Collected data entries
____________

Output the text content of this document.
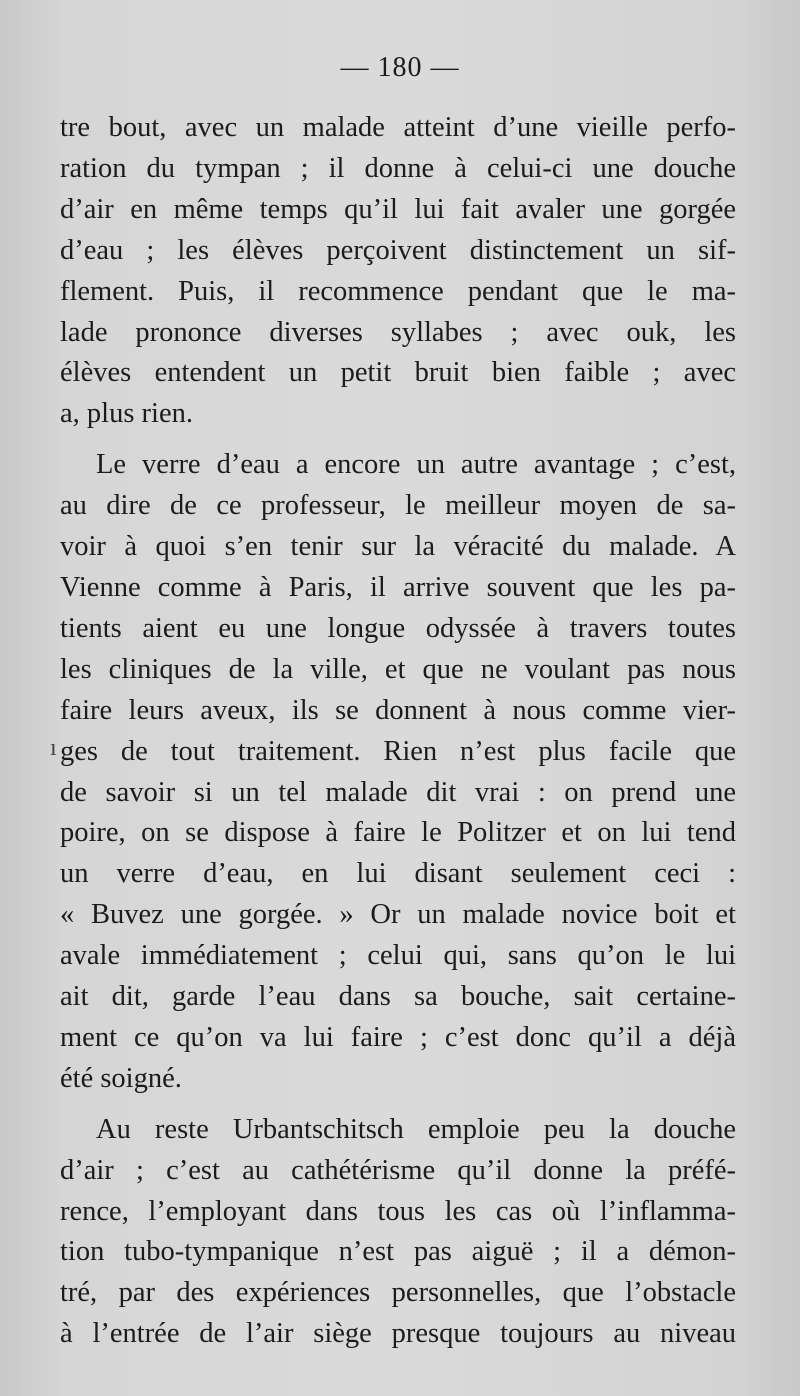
— 180 —
ı

tre bout, avec un malade atteint d’une vieille perfo-
ration du tympan ; il donne à celui-ci une douche
d’air en même temps qu’il lui fait avaler une gorgée
d’eau ; les élèves perçoivent distinctement un sif-
flement. Puis, il recommence pendant que le ma-
lade prononce diverses syllabes ; avec ouk, les
élèves entendent un petit bruit bien faible ; avec
a, plus rien.

Le verre d’eau a encore un autre avantage ; c’est,
au dire de ce professeur, le meilleur moyen de sa-
voir à quoi s’en tenir sur la véracité du malade. A
Vienne comme à Paris, il arrive souvent que les pa-
tients aient eu une longue odyssée à travers toutes
les cliniques de la ville, et que ne voulant pas nous
faire leurs aveux, ils se donnent à nous comme vier-
ges de tout traitement. Rien n’est plus facile que
de savoir si un tel malade dit vrai : on prend une
poire, on se dispose à faire le Politzer et on lui tend
un verre d’eau, en lui disant seulement ceci :
« Buvez une gorgée. » Or un malade novice boit et
avale immédiatement ; celui qui, sans qu’on le lui
ait dit, garde l’eau dans sa bouche, sait certaine-
ment ce qu’on va lui faire ; c’est donc qu’il a déjà
été soigné.

Au reste Urbantschitsch emploie peu la douche
d’air ; c’est au cathétérisme qu’il donne la préfé-
rence, l’employant dans tous les cas où l’inflamma-
tion tubo-tympanique n’est pas aiguë ; il a démon-
tré, par des expériences personnelles, que l’obstacle
à l’entrée de l’air siège presque toujours au niveau
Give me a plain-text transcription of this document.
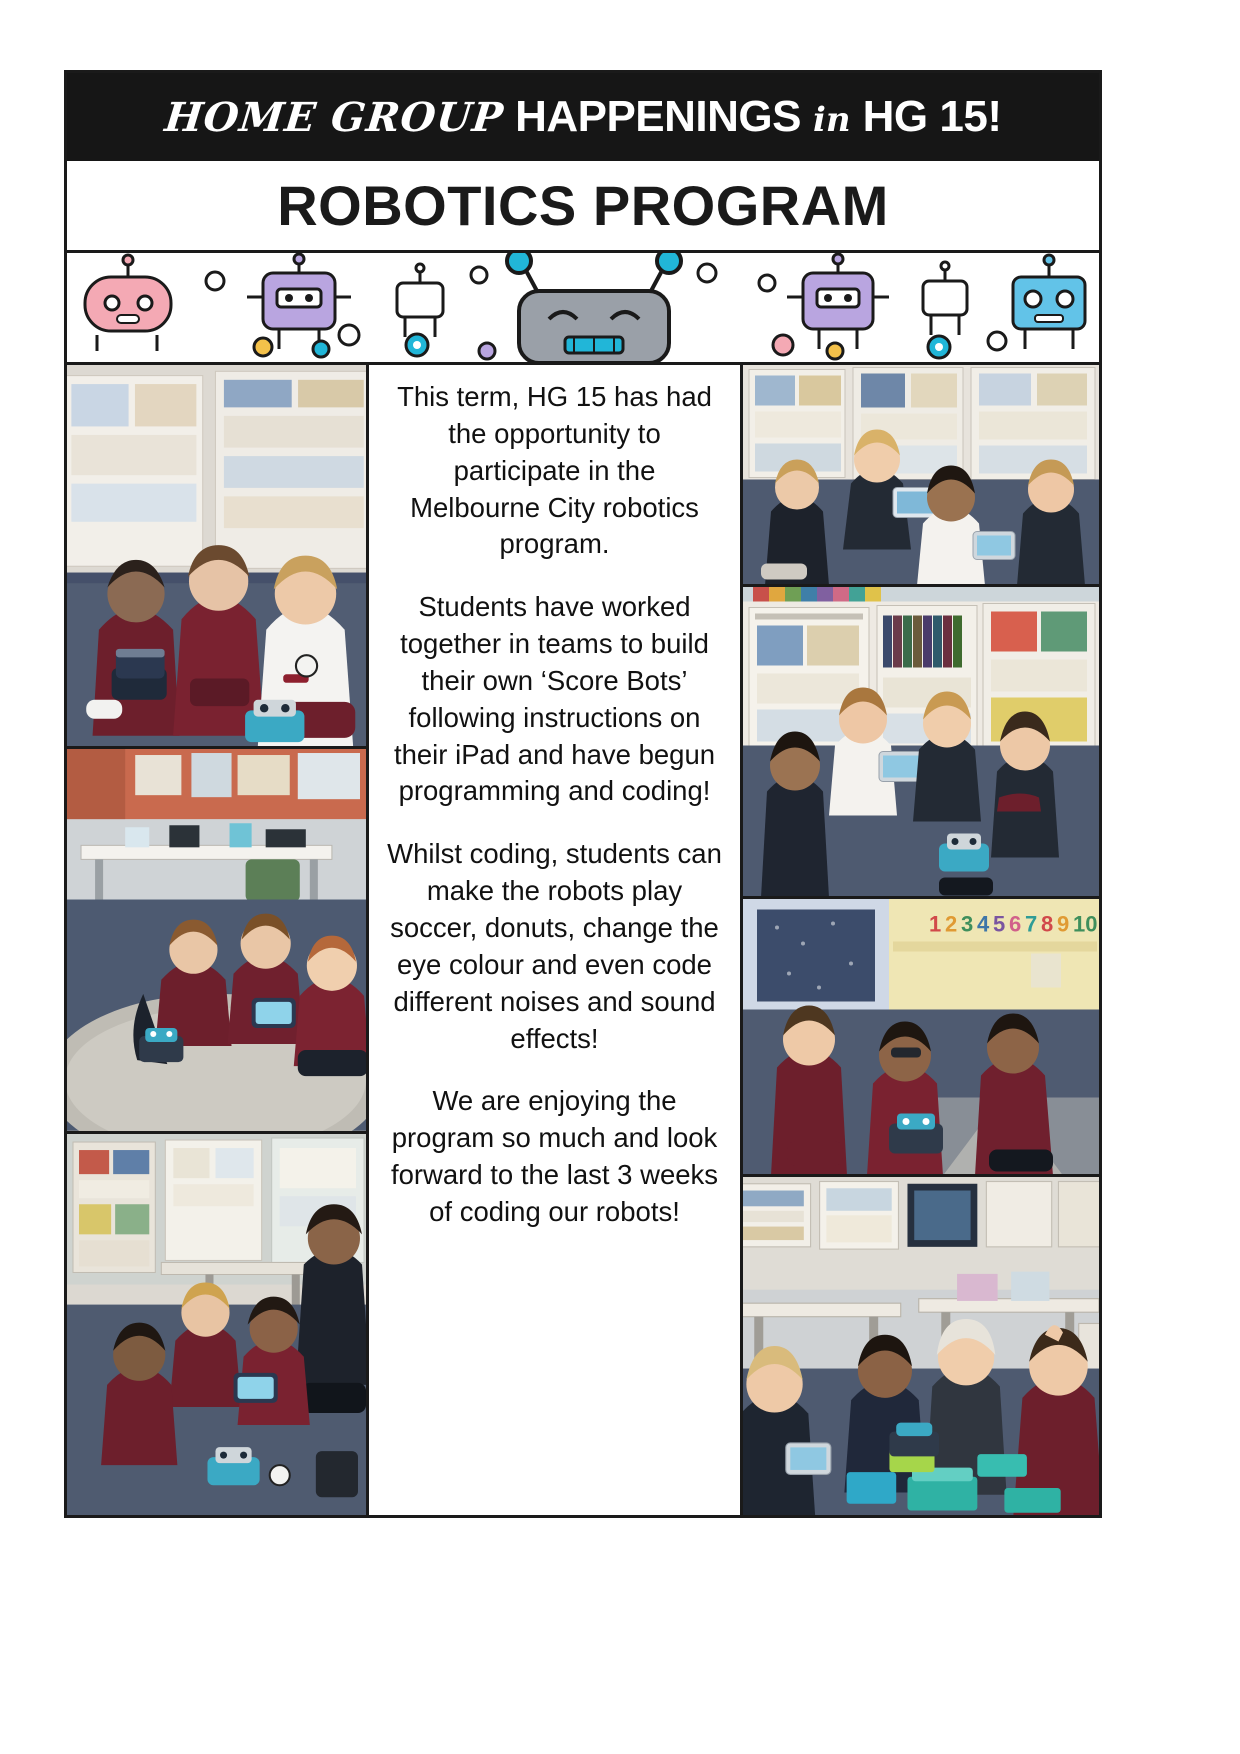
HOME GROUP HAPPENINGS in HG 15!
ROBOTICS PROGRAM

This term, HG 15 has had the opportunity to participate in the Melbourne City robotics program.

Students have worked together in teams to build their own ‘Score Bots’ following instructions on their iPad and have begun programming and coding!

Whilst coding, students can make the robots play soccer, donuts, change the eye colour and even code different noises and sound effects!

We are enjoying the program so much and look forward to the last 3 weeks of coding our robots!

1 2 3 4 5 6 7 8 9 10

____________

Read through the lines above and collect those that contain the string "dans".

ait dit, garde l’eau dans sa bouche, sait certaine-
rence, l’employant dans tous les cas où l’inflamma-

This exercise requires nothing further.